AÇÃO NECESSÁRIA 1
Copie do texto sobre a greve dos policiais no Ceará tudo o que vai de "Ceará tem ataques" até "centro da cidade.".
AÇÃO NECESSÁRIA 2
Responda, com base no texto sobre a greve dos policiais no Ceará:
(a) Por quantos dias a Força Nacional ficará no estado?
(b) Quem é o prefeito de Sobral?
(c) O que os policiais ordenaram aos comerciantes no centro de Sobral?
AÇÃO NECESSÁRIA 3
Retome o texto sobre a greve dos policiais no Ceará e prossiga a partir da última frase apresentada.

TEXTO DE LEITURA
§ §

Os policiais e bombeiros militares tentam aumento de salário desde dezembro do ano passado. O governo do estado, comandado por Camilo Santana (PT), anunciou um pacote de reajuste no fim de janeiro deste ano, que foi rechaçado pelas duas categorias. Depois de mais uma oferta de aumento, os policiais decidiram recusar o aumento como e passaram a organizar atos pelo estado. Ontem, batalhões da PM chegaram a ser atacados por homens encapuzados.

Diante da crise de segurança, o ministro da Justiça, Sergio Moro, autorizou o envio da Força Nacional. A tropa deve chegar hoje ao Ceará e ficará no estado por 30 dias. Moro foi acionado ontem pelo presidente do Senado, Davi Alcolumbre, que também procurou Camilo Santana para tratar do episódio. Alcolumbre pediu informações sobre a situação do parlamentar e cobrou que a segurança de Cid Gomes fosse garantida.

Antes de Cid ser atingido, o senador fez uma postagem em suas redes sociais para pedir apoio da população de Sobral contra a manifestação dos policiais grevistas. “Eu vim aqui defender a paz e a tranquilidade do povo de Sobral. Ninguém será chantageado, ninguém deixará de trabalhar, de abrir suas portas e caminhar com tranquilidade em Sobral. Uma coisa é se amotinarem em um local, outra são os próprios que deveriam defender a paz e a tranquilidade serem eles próprios os incitadores da violência. Eu tô aqui desarmado, e vou enfrentar quem armado estiver, sob o custo da minha vida. Mas ninguém vai fazer o que esses bandidos estão fazendo aqui em Sobral”, publicou.

Sobral é o berço político da família Gomes. A cidade é o reduto eleitoral do senador e do seu irmão, Ciro Gomes, excandidato à Presidência em 2018. Sobral está hoje sob a gestão do prefeito Ivo Gomes, outro irmão do senador.

Ceará tem ataques a batalhões e comércio fechado

No Ceará, as manifestações de policiais e bombeiros militares e de seus familiares reivindicando aumento salarial da categoria ocorrem desde dezembro do ano passado. Grupos de encapuzados atacaram ontem batalhões da PM. As ações tiveram como alvo carros da corporação. Os pneus dos veículos foram furados e, em outros casos, os próprios carros foram levados das sedes. Em Sobral, onde o senador Cid Gomes (PDT) foi baleado, policiais ordenaram que comerciantes fechassem as portas no centro da cidade.

§ §

TRECHOS DAS LINHAS
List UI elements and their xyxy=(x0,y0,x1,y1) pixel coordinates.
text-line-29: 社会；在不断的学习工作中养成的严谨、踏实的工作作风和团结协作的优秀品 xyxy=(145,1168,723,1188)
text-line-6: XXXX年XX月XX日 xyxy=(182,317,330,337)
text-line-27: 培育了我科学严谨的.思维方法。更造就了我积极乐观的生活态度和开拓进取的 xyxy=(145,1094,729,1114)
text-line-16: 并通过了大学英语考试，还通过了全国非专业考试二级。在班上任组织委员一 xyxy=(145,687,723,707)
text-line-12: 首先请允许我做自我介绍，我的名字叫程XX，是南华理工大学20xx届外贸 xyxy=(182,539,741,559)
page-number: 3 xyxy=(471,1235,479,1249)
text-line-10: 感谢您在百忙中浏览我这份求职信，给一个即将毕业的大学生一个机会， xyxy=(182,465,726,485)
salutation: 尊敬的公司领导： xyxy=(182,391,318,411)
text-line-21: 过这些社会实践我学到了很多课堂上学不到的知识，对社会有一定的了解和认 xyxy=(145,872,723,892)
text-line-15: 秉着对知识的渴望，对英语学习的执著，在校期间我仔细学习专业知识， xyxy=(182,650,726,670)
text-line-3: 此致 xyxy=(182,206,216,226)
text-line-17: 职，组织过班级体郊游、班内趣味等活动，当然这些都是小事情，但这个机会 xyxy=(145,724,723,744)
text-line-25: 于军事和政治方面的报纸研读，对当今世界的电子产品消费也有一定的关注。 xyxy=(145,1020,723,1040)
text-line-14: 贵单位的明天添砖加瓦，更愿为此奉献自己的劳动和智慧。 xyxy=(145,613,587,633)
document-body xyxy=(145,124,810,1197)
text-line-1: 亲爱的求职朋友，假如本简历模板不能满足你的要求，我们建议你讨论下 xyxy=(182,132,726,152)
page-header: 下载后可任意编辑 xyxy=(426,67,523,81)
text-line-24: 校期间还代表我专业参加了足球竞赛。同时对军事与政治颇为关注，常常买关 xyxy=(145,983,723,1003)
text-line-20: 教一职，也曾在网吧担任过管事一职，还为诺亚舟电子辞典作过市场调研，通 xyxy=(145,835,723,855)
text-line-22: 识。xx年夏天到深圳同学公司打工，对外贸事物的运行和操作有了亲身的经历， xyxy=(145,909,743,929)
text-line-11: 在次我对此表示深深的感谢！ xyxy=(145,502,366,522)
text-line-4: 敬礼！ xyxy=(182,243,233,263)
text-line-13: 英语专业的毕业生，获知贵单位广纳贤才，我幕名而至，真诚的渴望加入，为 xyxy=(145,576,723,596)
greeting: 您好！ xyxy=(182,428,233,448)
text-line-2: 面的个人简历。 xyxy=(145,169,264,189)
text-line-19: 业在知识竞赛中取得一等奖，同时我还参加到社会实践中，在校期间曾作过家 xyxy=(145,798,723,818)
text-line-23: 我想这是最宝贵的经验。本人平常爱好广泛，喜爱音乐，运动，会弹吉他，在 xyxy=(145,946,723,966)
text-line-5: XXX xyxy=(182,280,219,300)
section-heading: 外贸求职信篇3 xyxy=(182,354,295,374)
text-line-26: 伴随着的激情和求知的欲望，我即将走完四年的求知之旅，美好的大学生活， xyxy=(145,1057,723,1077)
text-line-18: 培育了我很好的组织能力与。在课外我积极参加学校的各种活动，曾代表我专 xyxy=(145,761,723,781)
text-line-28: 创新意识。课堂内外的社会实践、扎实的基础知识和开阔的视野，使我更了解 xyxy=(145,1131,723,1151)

§ §

RESULTADO DA TAREFA 1
Ceará tem ataques a batalhões e comércio fechado

No Ceará, as manifestações de policiais e bombeiros militares e de seus familiares reivindicando aumento salarial da categoria ocorrem desde dezembro do ano passado. Grupos de encapuzados atacaram ontem batalhões da PM. As ações tiveram como alvo carros da corporação. Os pneus dos veículos foram furados e, em outros casos, os próprios carros foram levados das sedes. Em Sobral, onde o senador Cid Gomes (PDT) foi baleado, policiais ordenaram que comerciantes fechassem as portas no centro da cidade.

RESULTADO DA TAREFA 2
(a) Por 30 dias.
(b) Ivo Gomes, irmão do senador Cid Gomes.
(c) Que fechassem as portas.

RESULTADO DA TAREFA 3
O secretário da Segurança Pública do Ceará, André Costa, afirmou ao G1 que parte dos envolvidos já foi identificada. Segundo o secretário, os policiais deverão responder criminalmente e sofrer sanções administrativas. André Costa ressaltou ainda que 261 PMs respondem a inquéritos militares e procedimentos administrativos por envolvimento nos atos e que os agentes serão retirados da folha de pagamento e não vão receber salário.

Três soldados foram presos por atos grevistas em Fortaleza na terça-feira. Os policiais estavam armados, usando balaclava, e secavam pneus de um carro da polícia no bairro Antônio Bezerra, de acordo com a Secretaria da Segurança Pública.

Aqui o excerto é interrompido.